▶ Work required:
Every line of the material is to be quoted verbatim, minus the pictures.

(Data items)

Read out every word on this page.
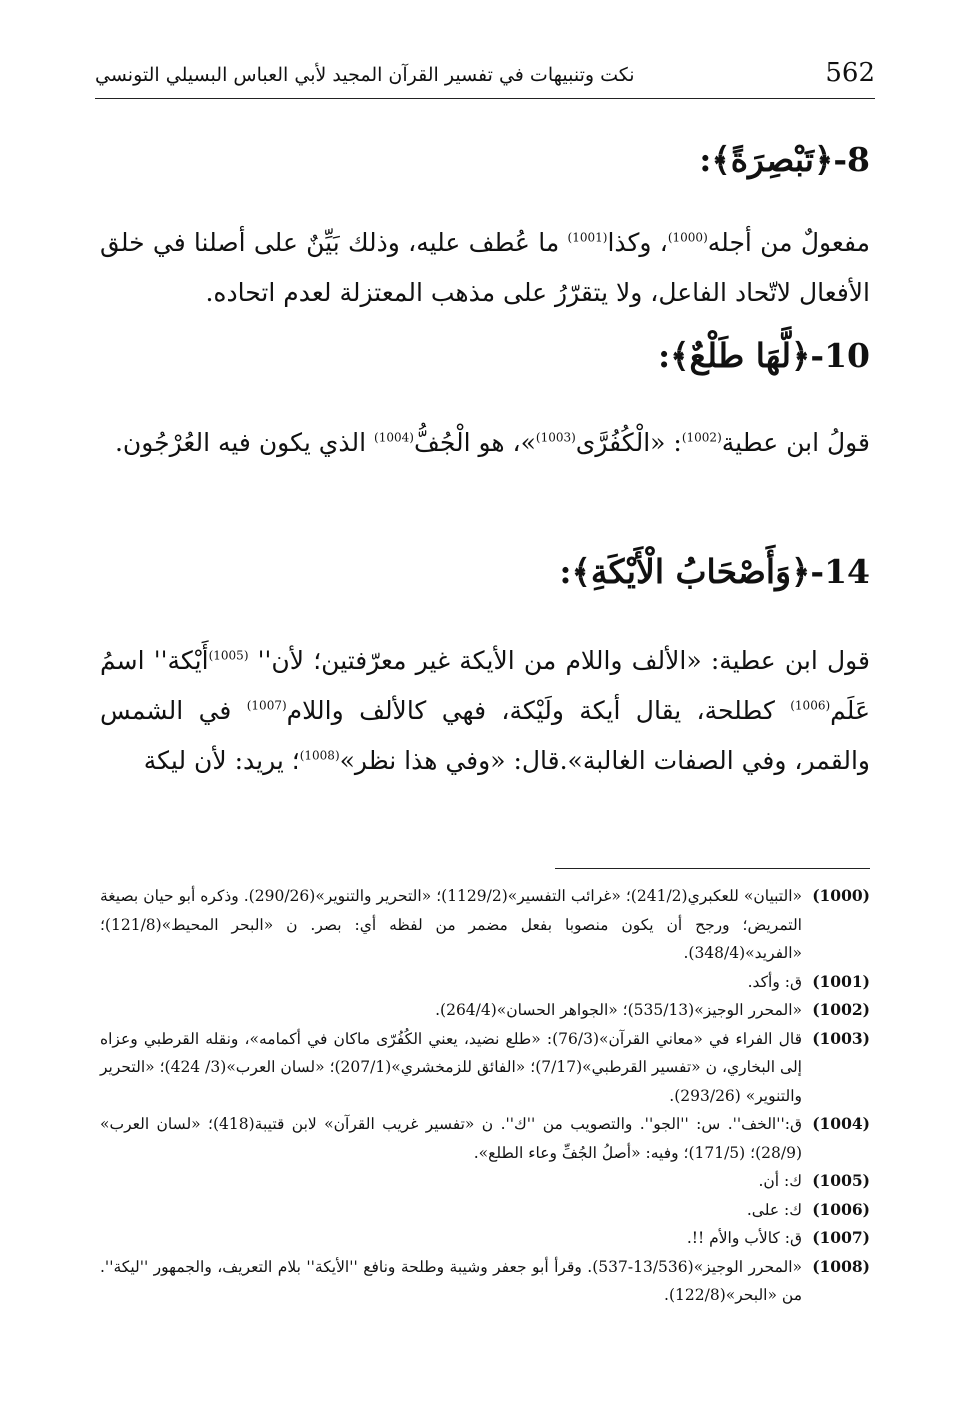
562
نكت وتنبيهات في تفسير القرآن المجيد لأبي العباس البسيلي التونسي
8-﴿تَبْصِرَةً﴾:
مفعولٌ من أجله$^{(1000)}$، وكذا$^{(1001)}$ ما عُطف عليه، وذلك بَيِّنٌ على أصلنا في خلق الأفعال لاتّحاد الفاعل، ولا يتقرّرُ على مذهب المعتزلة لعدم اتحاده.
10-﴿لَّهَا طَلْعٌ﴾:
قولُ ابن عطية$^{(1002)}$: «الْكُفُرَّى$^{(1003)}$»، هو الْجُفُّ$^{(1004)}$ الذي يكون فيه العُرْجُون.
14-﴿وَأَصْحَابُ الْأَيْكَةِ﴾:
قول ابن عطية: «الألف واللام من الأيكة غير معرّفتين؛ لأن'' $^{(1005)}$أَيْكة'' اسمُ عَلَم$^{(1006)}$ كطلحة، يقال أيكة ولَيْكة، فهي كالألف واللام$^{(1007)}$ في الشمس والقمر، وفي الصفات الغالبة».قال: «وفي هذا نظر»$^{(1008)}$؛ يريد: لأن ليكة

(1000)
«التبيان» للعكبري(241/2)؛ «غرائب التفسير»(1129/2)؛ «التحرير والتنوير»(290/26). وذكره أبو حيان بصيغة التمريض؛ ورجح أن يكون منصوبا بفعل مضمر من لفظه أي: بصر. ن «البحر المحيط»(121/8)؛ «الفريد»(348/4).

(1001)
ق: وأكد.

(1002)
«المحرر الوجيز»(535/13)؛ «الجواهر الحسان»(264/4).

(1003)
قال الفراء في «معاني القرآن»(76/3): «طلع نضيد، يعني الكُفُرّى ماكان في أكمامه»، ونقله القرطبي وعزاه إلى البخاري، ن «تفسير القرطبي»(7/17)؛ «الفائق للزمخشري»(207/1)؛ «لسان العرب»(3/ 424)؛ «التحرير والتنوير» (293/26).

(1004)
ق:''الخف''. س: ''الجو''. والتصويب من ''ك''. ن «تفسير غريب القرآن» لابن قتيبة(418)؛ «لسان العرب» (28/9)؛ (171/5)؛ وفيه: «أصلُ الجُفِّ وعاء الطلع».

(1005)
ك: أن.

(1006)
ك: على.

(1007)
ق: كالأب والأم !!.

(1008)
«المحرر الوجيز»(13/536-537). وقرأ أبو جعفر وشيبة وطلحة ونافع ''الأيكة'' بلام التعريف، والجمهور ''ليكة''. من «البحر»(122/8).
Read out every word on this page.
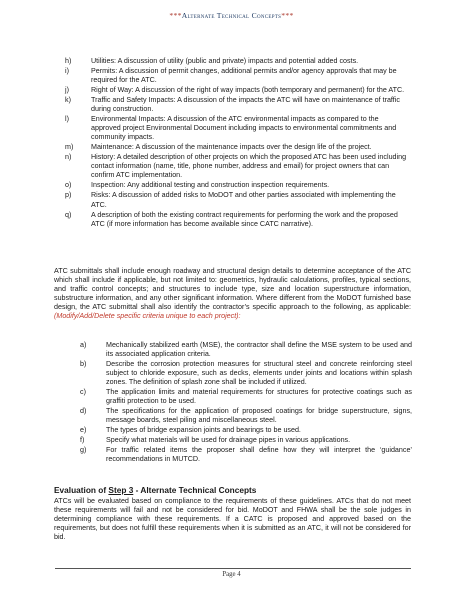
***Alternate Technical Concepts***
h)	Utilities: A discussion of utility (public and private) impacts and potential added costs.
i)	Permits: A discussion of permit changes, additional permits and/or agency approvals that may be required for the ATC.
j)	Right of Way: A discussion of the right of way impacts (both temporary and permanent) for the ATC.
k)	Traffic and Safety Impacts: A discussion of the impacts the ATC will have on maintenance of traffic during construction.
l)	Environmental Impacts: A discussion of the ATC environmental impacts as compared to the approved project Environmental Document including impacts to environmental commitments and community impacts.
m)	Maintenance: A discussion of the maintenance impacts over the design life of the project.
n)	History: A detailed description of other projects on which the proposed ATC has been used including contact information (name, title, phone number, address and email) for project owners that can confirm ATC implementation.
o)	Inspection: Any additional testing and construction inspection requirements.
p)	Risks: A discussion of added risks to MoDOT and other parties associated with implementing the ATC.
q)	A description of both the existing contract requirements for performing the work and the proposed ATC (if more information has become available since CATC narrative).
ATC submittals shall include enough roadway and structural design details to determine acceptance of the ATC which shall include if applicable, but not limited to: geometrics, hydraulic calculations, profiles, typical sections, and traffic control concepts; and structures to include type, size and location superstructure information, substructure information, and any other significant information. Where different from the MoDOT furnished base design, the ATC submittal shall also identify the contractor’s specific approach to the following, as applicable: (Modify/Add/Delete specific criteria unique to each project):
a)	Mechanically stabilized earth (MSE), the contractor shall define the MSE system to be used and its associated application criteria.
b)	Describe the corrosion protection measures for structural steel and concrete reinforcing steel subject to chloride exposure, such as decks, elements under joints and locations within splash zones. The definition of splash zone shall be included if utilized.
c)	The application limits and material requirements for structures for protective coatings such as graffiti protection to be used.
d)	The specifications for the application of proposed coatings for bridge superstructure, signs, message boards, steel piling and miscellaneous steel.
e)	The types of bridge expansion joints and bearings to be used.
f)	Specify what materials will be used for drainage pipes in various applications.
g)	For traffic related items the proposer shall define how they will interpret the ‘guidance’ recommendations in MUTCD.
Evaluation of Step 3 - Alternate Technical Concepts
ATCs will be evaluated based on compliance to the requirements of these guidelines. ATCs that do not meet these requirements will fail and not be considered for bid. MoDOT and FHWA shall be the sole judges in determining compliance with these requirements. If a CATC is proposed and approved based on the requirements, but does not fulfill these requirements when it is submitted as an ATC, it will not be considered for bid.
Page 4
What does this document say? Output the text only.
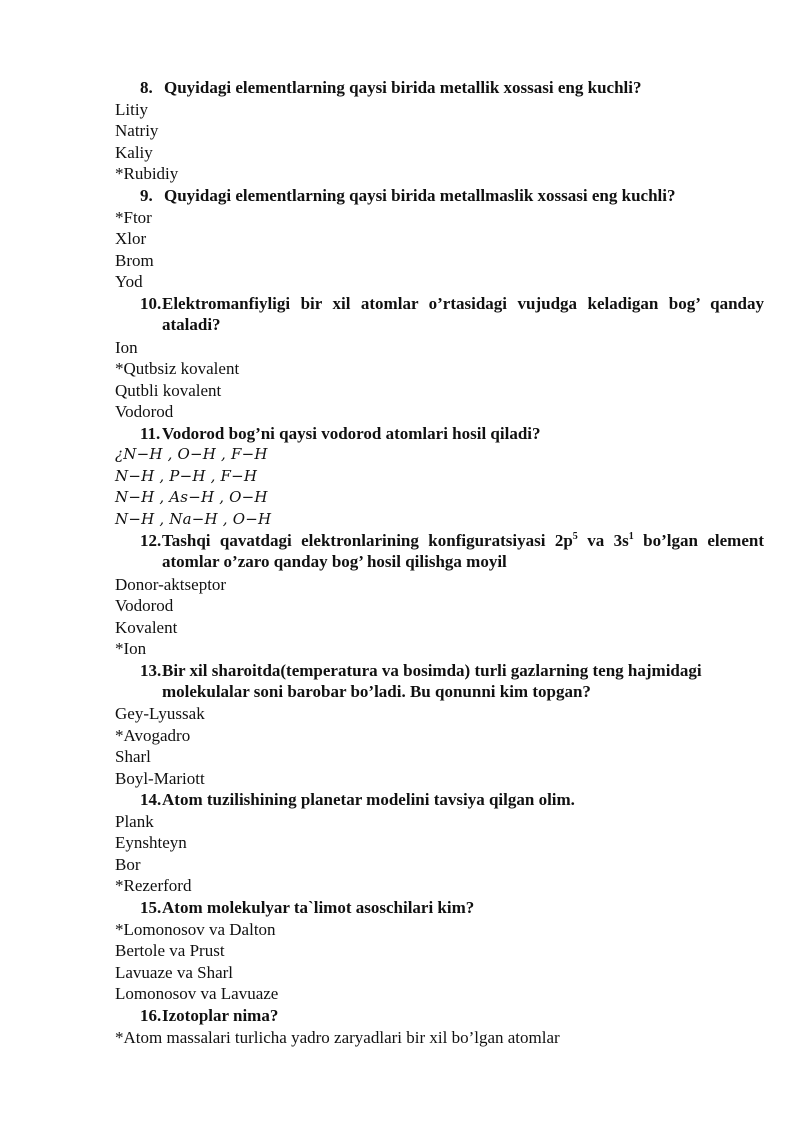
8. Quyidagi elementlarning qaysi birida metallik xossasi eng kuchli?
Litiy
Natriy
Kaliy
*Rubidiy
9. Quyidagi elementlarning qaysi birida metallmaslik xossasi eng kuchli?
*Ftor
Xlor
Brom
Yod
10.Elektromanfiyligi bir xil atomlar o’rtasidagi vujudga keladigan bog’ qanday ataladi?
Ion
*Qutbsiz kovalent
Qutbli kovalent
Vodorod
11.Vodorod bog’ni qaysi vodorod atomlari hosil qiladi?
¿N−H , O−H , F−H
N−H , P−H , F−H
N−H , As−H , O−H
N−H , Na−H , O−H
12.Tashqi qavatdagi elektronlarining konfiguratsiyasi $2p^5$ va $3s^1$ bo’lgan element atomlar o’zaro qanday bog’ hosil qilishga moyil
Donor-aktseptor
Vodorod
Kovalent
*Ion
13.Bir xil sharoitda(temperatura va bosimda) turli gazlarning teng hajmidagi molekulalar soni barobar bo’ladi. Bu qonunni kim topgan?
Gey-Lyussak
*Avogadro
Sharl
Boyl-Mariott
14.Atom tuzilishining planetar modelini tavsiya qilgan olim.
Plank
Eynshteyn
Bor
*Rezerford
15.Atom molekulyar ta`limot asoschilari kim?
*Lomonosov va Dalton
Bertole va Prust
Lavuaze va Sharl
Lomonosov va Lavuaze
16.Izotoplar nima?
*Atom massalari turlicha yadro zaryadlari bir xil bo’lgan atomlar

▶ Right answer:
Read out every word on this page.
562
نكت وتنبيهات في تفسير القرآن المجيد لأبي العباس البسيلي التونسي
8-﴿تَبْصِرَةً﴾:
مفعولٌ من أجله$^{(1000)}$، وكذا$^{(1001)}$ ما عُطف عليه، وذلك بَيِّنٌ على أصلنا في خلق الأفعال لاتّحاد الفاعل، ولا يتقرّرُ على مذهب المعتزلة لعدم اتحاده.
10-﴿لَّهَا طَلْعٌ﴾:
قولُ ابن عطية$^{(1002)}$: «الْكُفُرَّى$^{(1003)}$»، هو الْجُفُّ$^{(1004)}$ الذي يكون فيه العُرْجُون.
14-﴿وَأَصْحَابُ الْأَيْكَةِ﴾:
قول ابن عطية: «الألف واللام من الأيكة غير معرّفتين؛ لأن'' $^{(1005)}$أَيْكة'' اسمُ عَلَم$^{(1006)}$ كطلحة، يقال أيكة ولَيْكة، فهي كالألف واللام$^{(1007)}$ في الشمس والقمر، وفي الصفات الغالبة».قال: «وفي هذا نظر»$^{(1008)}$؛ يريد: لأن ليكة

(1000)
«التبيان» للعكبري(241/2)؛ «غرائب التفسير»(1129/2)؛ «التحرير والتنوير»(290/26). وذكره أبو حيان بصيغة التمريض؛ ورجح أن يكون منصوبا بفعل مضمر من لفظه أي: بصر. ن «البحر المحيط»(121/8)؛ «الفريد»(348/4).

(1001)
ق: وأكد.

(1002)
«المحرر الوجيز»(535/13)؛ «الجواهر الحسان»(264/4).

(1003)
قال الفراء في «معاني القرآن»(76/3): «طلع نضيد، يعني الكُفُرّى ماكان في أكمامه»، ونقله القرطبي وعزاه إلى البخاري، ن «تفسير القرطبي»(7/17)؛ «الفائق للزمخشري»(207/1)؛ «لسان العرب»(3/ 424)؛ «التحرير والتنوير» (293/26).

(1004)
ق:''الخف''. س: ''الجو''. والتصويب من ''ك''. ن «تفسير غريب القرآن» لابن قتيبة(418)؛ «لسان العرب» (28/9)؛ (171/5)؛ وفيه: «أصلُ الجُفِّ وعاء الطلع».

(1005)
ك: أن.

(1006)
ك: على.

(1007)
ق: كالأب والأم !!.

(1008)
«المحرر الوجيز»(13/536-537). وقرأ أبو جعفر وشيبة وطلحة ونافع ''الأيكة'' بلام التعريف، والجمهور ''ليكة''. من «البحر»(122/8).
Read out every word on this page.
***Alternate Technical Concepts***
h)	Utilities: A discussion of utility (public and private) impacts and potential added costs.
i)	Permits: A discussion of permit changes, additional permits and/or agency approvals that may be required for the ATC.
j)	Right of Way: A discussion of the right of way impacts (both temporary and permanent) for the ATC.
k)	Traffic and Safety Impacts: A discussion of the impacts the ATC will have on maintenance of traffic during construction.
l)	Environmental Impacts: A discussion of the ATC environmental impacts as compared to the approved project Environmental Document including impacts to environmental commitments and community impacts.
m)	Maintenance: A discussion of the maintenance impacts over the design life of the project.
n)	History: A detailed description of other projects on which the proposed ATC has been used including contact information (name, title, phone number, address and email) for project owners that can confirm ATC implementation.
o)	Inspection: Any additional testing and construction inspection requirements.
p)	Risks: A discussion of added risks to MoDOT and other parties associated with implementing the ATC.
q)	A description of both the existing contract requirements for performing the work and the proposed ATC (if more information has become available since CATC narrative).
ATC submittals shall include enough roadway and structural design details to determine acceptance of the ATC which shall include if applicable, but not limited to: geometrics, hydraulic calculations, profiles, typical sections, and traffic control concepts; and structures to include type, size and location superstructure information, substructure information, and any other significant information. Where different from the MoDOT furnished base design, the ATC submittal shall also identify the contractor’s specific approach to the following, as applicable: (Modify/Add/Delete specific criteria unique to each project):
a)	Mechanically stabilized earth (MSE), the contractor shall define the MSE system to be used and its associated application criteria.
b)	Describe the corrosion protection measures for structural steel and concrete reinforcing steel subject to chloride exposure, such as decks, elements under joints and locations within splash zones. The definition of splash zone shall be included if utilized.
c)	The application limits and material requirements for structures for protective coatings such as graffiti protection to be used.
d)	The specifications for the application of proposed coatings for bridge superstructure, signs, message boards, steel piling and miscellaneous steel.
e)	The types of bridge expansion joints and bearings to be used.
f)	Specify what materials will be used for drainage pipes in various applications.
g)	For traffic related items the proposer shall define how they will interpret the ‘guidance’ recommendations in MUTCD.
Evaluation of Step 3 - Alternate Technical Concepts
ATCs will be evaluated based on compliance to the requirements of these guidelines. ATCs that do not meet these requirements will fail and not be considered for bid. MoDOT and FHWA shall be the sole judges in determining compliance with these requirements. If a CATC is proposed and approved based on the requirements, but does not fulfill these requirements when it is submitted as an ATC, it will not be considered for bid.
Page 4
What does this document say? Output the text only.
8. Quyidagi elementlarning qaysi birida metallik xossasi eng kuchli?
Litiy
Natriy
Kaliy
*Rubidiy
9. Quyidagi elementlarning qaysi birida metallmaslik xossasi eng kuchli?
*Ftor
Xlor
Brom
Yod
10.Elektromanfiyligi bir xil atomlar o’rtasidagi vujudga keladigan bog’ qanday ataladi?
Ion
*Qutbsiz kovalent
Qutbli kovalent
Vodorod
11.Vodorod bog’ni qaysi vodorod atomlari hosil qiladi?
¿N−H , O−H , F−H
N−H , P−H , F−H
N−H , As−H , O−H
N−H , Na−H , O−H
12.Tashqi qavatdagi elektronlarining konfiguratsiyasi $2p^5$ va $3s^1$ bo’lgan element atomlar o’zaro qanday bog’ hosil qilishga moyil
Donor-aktseptor
Vodorod
Kovalent
*Ion
13.Bir xil sharoitda(temperatura va bosimda) turli gazlarning teng hajmidagi molekulalar soni barobar bo’ladi. Bu qonunni kim topgan?
Gey-Lyussak
*Avogadro
Sharl
Boyl-Mariott
14.Atom tuzilishining planetar modelini tavsiya qilgan olim.
Plank
Eynshteyn
Bor
*Rezerford
15.Atom molekulyar ta`limot asoschilari kim?
*Lomonosov va Dalton
Bertole va Prust
Lavuaze va Sharl
Lomonosov va Lavuaze
16.Izotoplar nima?
*Atom massalari turlicha yadro zaryadlari bir xil bo’lgan atomlar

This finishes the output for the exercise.